--- Page extract ---
For the unicast IP sessions, the external clocks are labeled "peers". There are two types of peers: configured and discovered. An ordinary clock timeReceiver or a boundary clock should have configured peers for each PTP neighbor clock from which it may accept synchronization information. The router initiates unicast sessions with all configured peers. An ordinary clock timeTransmitter or boundary clock accepts unicast session requests from external peers. If the peer is not a configured peer, then it is considered a discovered peer. An ordinary clock timeTransmitter or boundary clock can deliver synchronization information toward discovered peers. The following figure shows the relationship of various neighbor clocks using unicast IP sessions to communicate with a 7705 SAR Gen 2 configured as a boundary clock with two configured peers.

For multicast Ethernet operation, the router listens for and transmits PTP messages using the configured multicast MAC address. Neighbor clocks are discovered via the reception of messages through an enabled Ethernet port. An ordinary clock timeTransmitter, ordinary clock timeReceiver, and a boundary clock support more than one neighbor PTP clock connecting into a single port. This may be encountered with the deployment of an Ethernet multicast LAN segment between the local clock and the neighbor PTP ports using an end-to-end transparent clock or an Ethernet switch. The Ethernet switch is not recommended because of the introduction of PDV and potential performance degradation, but it can be used if appropriate to the application.

Ethernet multicast ports shows the relationship of various neighbor clocks using multicast Ethernet sessions to a 7705 SAR Gen 2 configured as a boundary clock. The 7705 SAR Gen 2 has three ports configured for multicast Ethernet communications. Port 1/2/1 of the 7705 SAR Gen 2 shows a connection where two neighbor clocks connect to one port of the 7705 SAR Gen 2 through an end-to-end transparent clock.

The ordinary clock timeTransmitter, ordinary clock timeReceiver, and boundary clock allow PTP operation over both unicast IPv4/IPv6 and multicast Ethernet at the same time.

The IEEE 1588v2 standard includes the concept of PTP profiles. These profiles are defined by industry groups or standards bodies that define how IEEE 1588v2 should be used for a specific application.

The following profiles are supported on the 7705 SAR Gen 2:

IEEE 1588v2 (ieee1588-2008)
G.8265.1 (g8265dot1-2010)
G.8275.1 (g8275dot1-2014)
IEC 61850-9-3 (iec-61850-9-3-2016)
C37.238 (c37dot238-2017)
G.8275.2 (g8275dot2-2016)

--- Exercise instructions ---
**a.** In the PTP extract, condense the paragraph beginning "For multicast Ethernet operation" into a short bulleted list that keeps its main facts.
**b.** Reproduce the PTP extract word for word from "The IEEE 1588v2" to "G.8275.2 (g8275dot2-2016)".

--- Source excerpt ---
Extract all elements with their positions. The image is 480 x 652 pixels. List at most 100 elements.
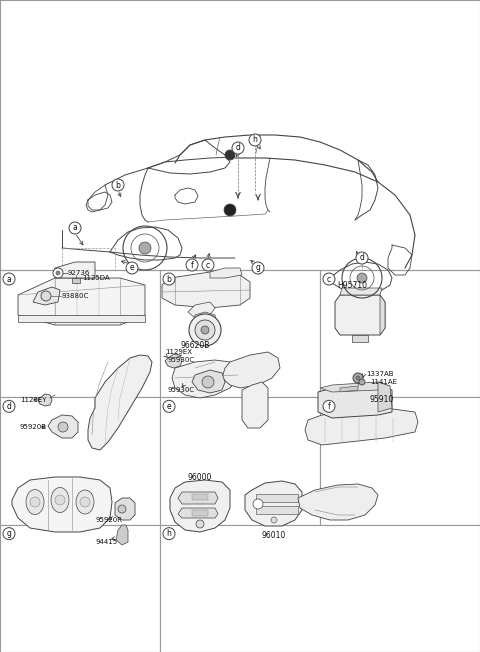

--- Task-by-task results ---
**a.**
- The router listens for and sends PTP messages using the configured multicast MAC address.
- Neighbor clocks are discovered when messages arrive through an enabled Ethernet port.
- Ordinary clock timeTransmitters, ordinary clock timeReceivers and boundary clocks can have more than one neighbor PTP clock connected to a single port.
- This can happen when an Ethernet multicast LAN segment joins the local clock and neighbor PTP ports through an end-to-end transparent clock or an Ethernet switch.
- An Ethernet switch is not recommended because it introduces PDV and may degrade performance, but it can be used if suitable for the application.

**b.**
The IEEE 1588v2 standard includes the concept of PTP profiles. These profiles are defined by industry groups or standards bodies that define how IEEE 1588v2 should be used for a specific application.

The following profiles are supported on the 7705 SAR Gen 2:

IEEE 1588v2 (ieee1588-2008)
G.8265.1 (g8265dot1-2010)
G.8275.1 (g8275dot1-2014)
IEC 61850-9-3 (iec-61850-9-3-2016)
C37.238 (c37dot238-2017)
G.8275.2 (g8275dot2-2016)